-------- Data for the task
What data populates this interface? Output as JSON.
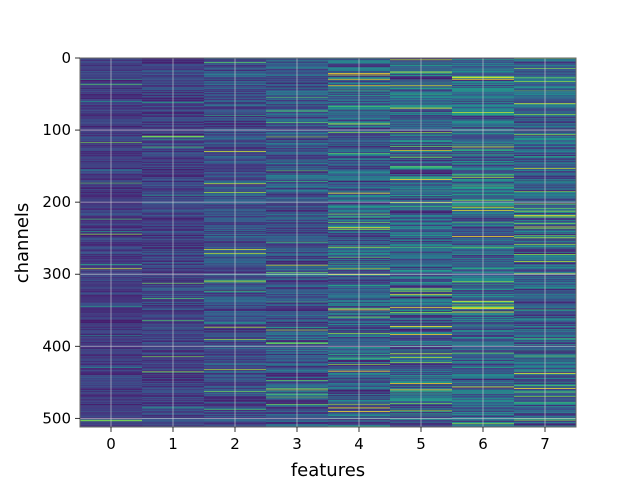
{
  "chart_data": {
    "type": "heatmap",
    "title": "",
    "xlabel": "features",
    "ylabel": "channels",
    "x_categories": [
      "0",
      "1",
      "2",
      "3",
      "4",
      "5",
      "6",
      "7"
    ],
    "xlim": [
      -0.5,
      7.5
    ],
    "ylim": [
      512,
      0
    ],
    "y_inverted": true,
    "y_ticks": [
      0,
      100,
      200,
      300,
      400,
      500
    ],
    "n_channels": 512,
    "grid": true,
    "colormap": "viridis",
    "column_value_profile": [
      {
        "feature": 0,
        "mean": 0.18,
        "spread": 0.1
      },
      {
        "feature": 1,
        "mean": 0.2,
        "spread": 0.12
      },
      {
        "feature": 2,
        "mean": 0.24,
        "spread": 0.15
      },
      {
        "feature": 3,
        "mean": 0.26,
        "spread": 0.18
      },
      {
        "feature": 4,
        "mean": 0.3,
        "spread": 0.22
      },
      {
        "feature": 5,
        "mean": 0.32,
        "spread": 0.25
      },
      {
        "feature": 6,
        "mean": 0.34,
        "spread": 0.24
      },
      {
        "feature": 7,
        "mean": 0.3,
        "spread": 0.22
      }
    ]
  },
  "colors": {
    "frame": "#666666",
    "grid": "#dddddd",
    "background": "#ffffff"
  }
}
----------------
* **Problem to work on**
Output the entries above exactly. Drop the pictures.

* **Worked solution**
What data populates this interface? Output as JSON.
{
  "chart_data": {
    "type": "heatmap",
    "title": "",
    "xlabel": "features",
    "ylabel": "channels",
    "x_categories": [
      "0",
      "1",
      "2",
      "3",
      "4",
      "5",
      "6",
      "7"
    ],
    "xlim": [
      -0.5,
      7.5
    ],
    "ylim": [
      512,
      0
    ],
    "y_inverted": true,
    "y_ticks": [
      0,
      100,
      200,
      300,
      400,
      500
    ],
    "n_channels": 512,
    "grid": true,
    "colormap": "viridis",
    "column_value_profile": [
      {
        "feature": 0,
        "mean": 0.18,
        "spread": 0.1
      },
      {
        "feature": 1,
        "mean": 0.2,
        "spread": 0.12
      },
      {
        "feature": 2,
        "mean": 0.24,
        "spread": 0.15
      },
      {
        "feature": 3,
        "mean": 0.26,
        "spread": 0.18
      },
      {
        "feature": 4,
        "mean": 0.3,
        "spread": 0.22
      },
      {
        "feature": 5,
        "mean": 0.32,
        "spread": 0.25
      },
      {
        "feature": 6,
        "mean": 0.34,
        "spread": 0.24
      },
      {
        "feature": 7,
        "mean": 0.3,
        "spread": 0.22
      }
    ]
  },
  "colors": {
    "frame": "#666666",
    "grid": "#dddddd",
    "background": "#ffffff"
  }
}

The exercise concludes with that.